## Required work
In the copy, include every entry exactly but none of the pictures.

Dataset entries:

===

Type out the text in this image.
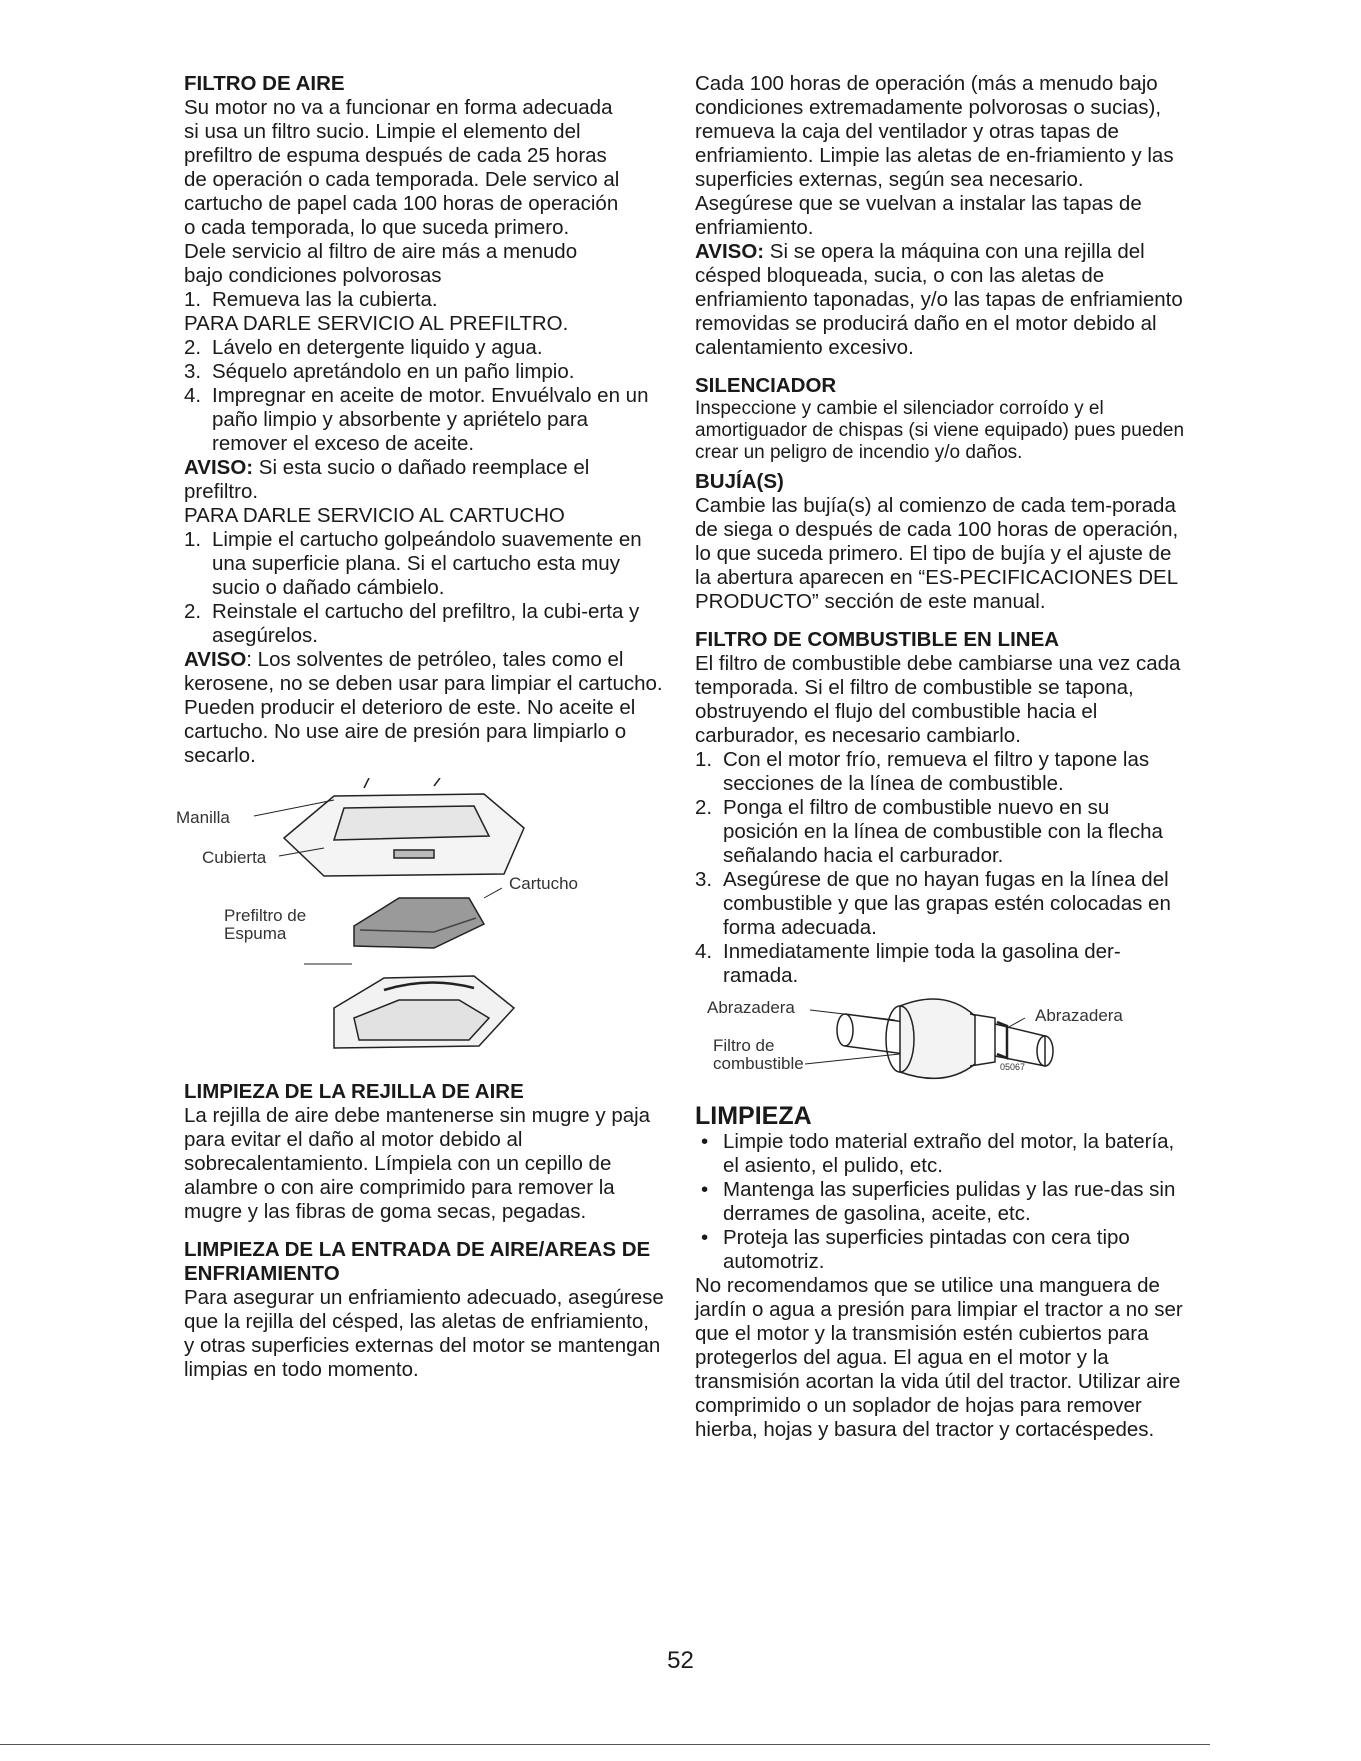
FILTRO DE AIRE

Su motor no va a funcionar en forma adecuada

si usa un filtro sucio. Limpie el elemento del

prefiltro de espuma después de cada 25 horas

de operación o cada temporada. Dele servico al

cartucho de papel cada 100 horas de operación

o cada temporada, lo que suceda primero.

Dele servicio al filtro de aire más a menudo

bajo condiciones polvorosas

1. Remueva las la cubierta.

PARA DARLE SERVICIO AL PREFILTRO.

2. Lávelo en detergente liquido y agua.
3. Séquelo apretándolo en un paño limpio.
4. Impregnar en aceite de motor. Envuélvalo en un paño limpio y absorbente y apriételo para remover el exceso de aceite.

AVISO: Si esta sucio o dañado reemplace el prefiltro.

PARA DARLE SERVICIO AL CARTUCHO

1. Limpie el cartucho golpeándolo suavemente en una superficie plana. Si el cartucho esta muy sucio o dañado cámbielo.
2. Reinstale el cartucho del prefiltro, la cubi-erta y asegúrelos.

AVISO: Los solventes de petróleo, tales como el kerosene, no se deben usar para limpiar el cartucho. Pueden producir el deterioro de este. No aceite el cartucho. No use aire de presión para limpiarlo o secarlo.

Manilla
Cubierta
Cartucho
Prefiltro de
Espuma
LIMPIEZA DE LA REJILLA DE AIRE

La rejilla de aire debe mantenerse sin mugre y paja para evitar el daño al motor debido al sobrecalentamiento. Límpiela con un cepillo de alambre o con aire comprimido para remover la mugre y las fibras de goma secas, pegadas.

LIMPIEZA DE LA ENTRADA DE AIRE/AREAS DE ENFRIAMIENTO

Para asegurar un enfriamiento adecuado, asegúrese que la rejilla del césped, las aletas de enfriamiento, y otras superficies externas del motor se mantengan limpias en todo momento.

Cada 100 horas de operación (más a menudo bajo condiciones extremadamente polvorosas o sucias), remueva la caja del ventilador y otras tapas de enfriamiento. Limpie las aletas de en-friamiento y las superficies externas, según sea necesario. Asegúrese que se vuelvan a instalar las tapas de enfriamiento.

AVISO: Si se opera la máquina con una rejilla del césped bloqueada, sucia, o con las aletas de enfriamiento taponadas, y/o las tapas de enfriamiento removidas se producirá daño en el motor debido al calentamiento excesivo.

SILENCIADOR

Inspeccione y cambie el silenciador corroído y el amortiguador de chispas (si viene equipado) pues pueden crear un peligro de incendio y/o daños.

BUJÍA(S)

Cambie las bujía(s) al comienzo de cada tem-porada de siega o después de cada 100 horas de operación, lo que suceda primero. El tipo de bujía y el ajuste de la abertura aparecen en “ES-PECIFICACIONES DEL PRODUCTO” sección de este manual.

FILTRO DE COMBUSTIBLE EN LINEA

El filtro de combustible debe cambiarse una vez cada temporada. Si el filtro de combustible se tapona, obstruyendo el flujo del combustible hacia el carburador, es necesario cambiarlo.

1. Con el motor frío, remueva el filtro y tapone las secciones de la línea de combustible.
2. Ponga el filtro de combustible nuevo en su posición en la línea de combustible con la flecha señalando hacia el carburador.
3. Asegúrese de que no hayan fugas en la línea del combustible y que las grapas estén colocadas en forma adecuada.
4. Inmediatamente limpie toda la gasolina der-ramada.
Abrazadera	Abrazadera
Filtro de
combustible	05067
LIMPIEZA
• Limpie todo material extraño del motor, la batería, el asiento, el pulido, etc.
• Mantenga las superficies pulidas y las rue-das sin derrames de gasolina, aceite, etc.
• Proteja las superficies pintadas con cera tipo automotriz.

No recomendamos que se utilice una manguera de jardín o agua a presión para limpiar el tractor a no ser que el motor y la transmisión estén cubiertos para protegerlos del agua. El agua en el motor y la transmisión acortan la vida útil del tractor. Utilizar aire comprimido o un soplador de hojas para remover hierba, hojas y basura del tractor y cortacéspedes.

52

===

## Full output
Type out the text in this image.
FILTRO DE AIRE

Su motor no va a funcionar en forma adecuada

si usa un filtro sucio. Limpie el elemento del

prefiltro de espuma después de cada 25 horas

de operación o cada temporada. Dele servico al

cartucho de papel cada 100 horas de operación

o cada temporada, lo que suceda primero.

Dele servicio al filtro de aire más a menudo

bajo condiciones polvorosas

1. Remueva las la cubierta.

PARA DARLE SERVICIO AL PREFILTRO.

2. Lávelo en detergente liquido y agua.
3. Séquelo apretándolo en un paño limpio.
4. Impregnar en aceite de motor. Envuélvalo en un paño limpio y absorbente y apriételo para remover el exceso de aceite.

AVISO: Si esta sucio o dañado reemplace el prefiltro.

PARA DARLE SERVICIO AL CARTUCHO

1. Limpie el cartucho golpeándolo suavemente en una superficie plana. Si el cartucho esta muy sucio o dañado cámbielo.
2. Reinstale el cartucho del prefiltro, la cubi-erta y asegúrelos.

AVISO: Los solventes de petróleo, tales como el kerosene, no se deben usar para limpiar el cartucho. Pueden producir el deterioro de este. No aceite el cartucho. No use aire de presión para limpiarlo o secarlo.

Manilla
Cubierta
Cartucho
Prefiltro de
Espuma
LIMPIEZA DE LA REJILLA DE AIRE

La rejilla de aire debe mantenerse sin mugre y paja para evitar el daño al motor debido al sobrecalentamiento. Límpiela con un cepillo de alambre o con aire comprimido para remover la mugre y las fibras de goma secas, pegadas.

LIMPIEZA DE LA ENTRADA DE AIRE/AREAS DE ENFRIAMIENTO

Para asegurar un enfriamiento adecuado, asegúrese que la rejilla del césped, las aletas de enfriamiento, y otras superficies externas del motor se mantengan limpias en todo momento.

Cada 100 horas de operación (más a menudo bajo condiciones extremadamente polvorosas o sucias), remueva la caja del ventilador y otras tapas de enfriamiento. Limpie las aletas de en-friamiento y las superficies externas, según sea necesario. Asegúrese que se vuelvan a instalar las tapas de enfriamiento.

AVISO: Si se opera la máquina con una rejilla del césped bloqueada, sucia, o con las aletas de enfriamiento taponadas, y/o las tapas de enfriamiento removidas se producirá daño en el motor debido al calentamiento excesivo.

SILENCIADOR

Inspeccione y cambie el silenciador corroído y el amortiguador de chispas (si viene equipado) pues pueden crear un peligro de incendio y/o daños.

BUJÍA(S)

Cambie las bujía(s) al comienzo de cada tem-porada de siega o después de cada 100 horas de operación, lo que suceda primero. El tipo de bujía y el ajuste de la abertura aparecen en “ES-PECIFICACIONES DEL PRODUCTO” sección de este manual.

FILTRO DE COMBUSTIBLE EN LINEA

El filtro de combustible debe cambiarse una vez cada temporada. Si el filtro de combustible se tapona, obstruyendo el flujo del combustible hacia el carburador, es necesario cambiarlo.

1. Con el motor frío, remueva el filtro y tapone las secciones de la línea de combustible.
2. Ponga el filtro de combustible nuevo en su posición en la línea de combustible con la flecha señalando hacia el carburador.
3. Asegúrese de que no hayan fugas en la línea del combustible y que las grapas estén colocadas en forma adecuada.
4. Inmediatamente limpie toda la gasolina der-ramada.
Abrazadera	Abrazadera
Filtro de
combustible	05067
LIMPIEZA
• Limpie todo material extraño del motor, la batería, el asiento, el pulido, etc.
• Mantenga las superficies pulidas y las rue-das sin derrames de gasolina, aceite, etc.
• Proteja las superficies pintadas con cera tipo automotriz.

No recomendamos que se utilice una manguera de jardín o agua a presión para limpiar el tractor a no ser que el motor y la transmisión estén cubiertos para protegerlos del agua. El agua en el motor y la transmisión acortan la vida útil del tractor. Utilizar aire comprimido o un soplador de hojas para remover hierba, hojas y basura del tractor y cortacéspedes.

52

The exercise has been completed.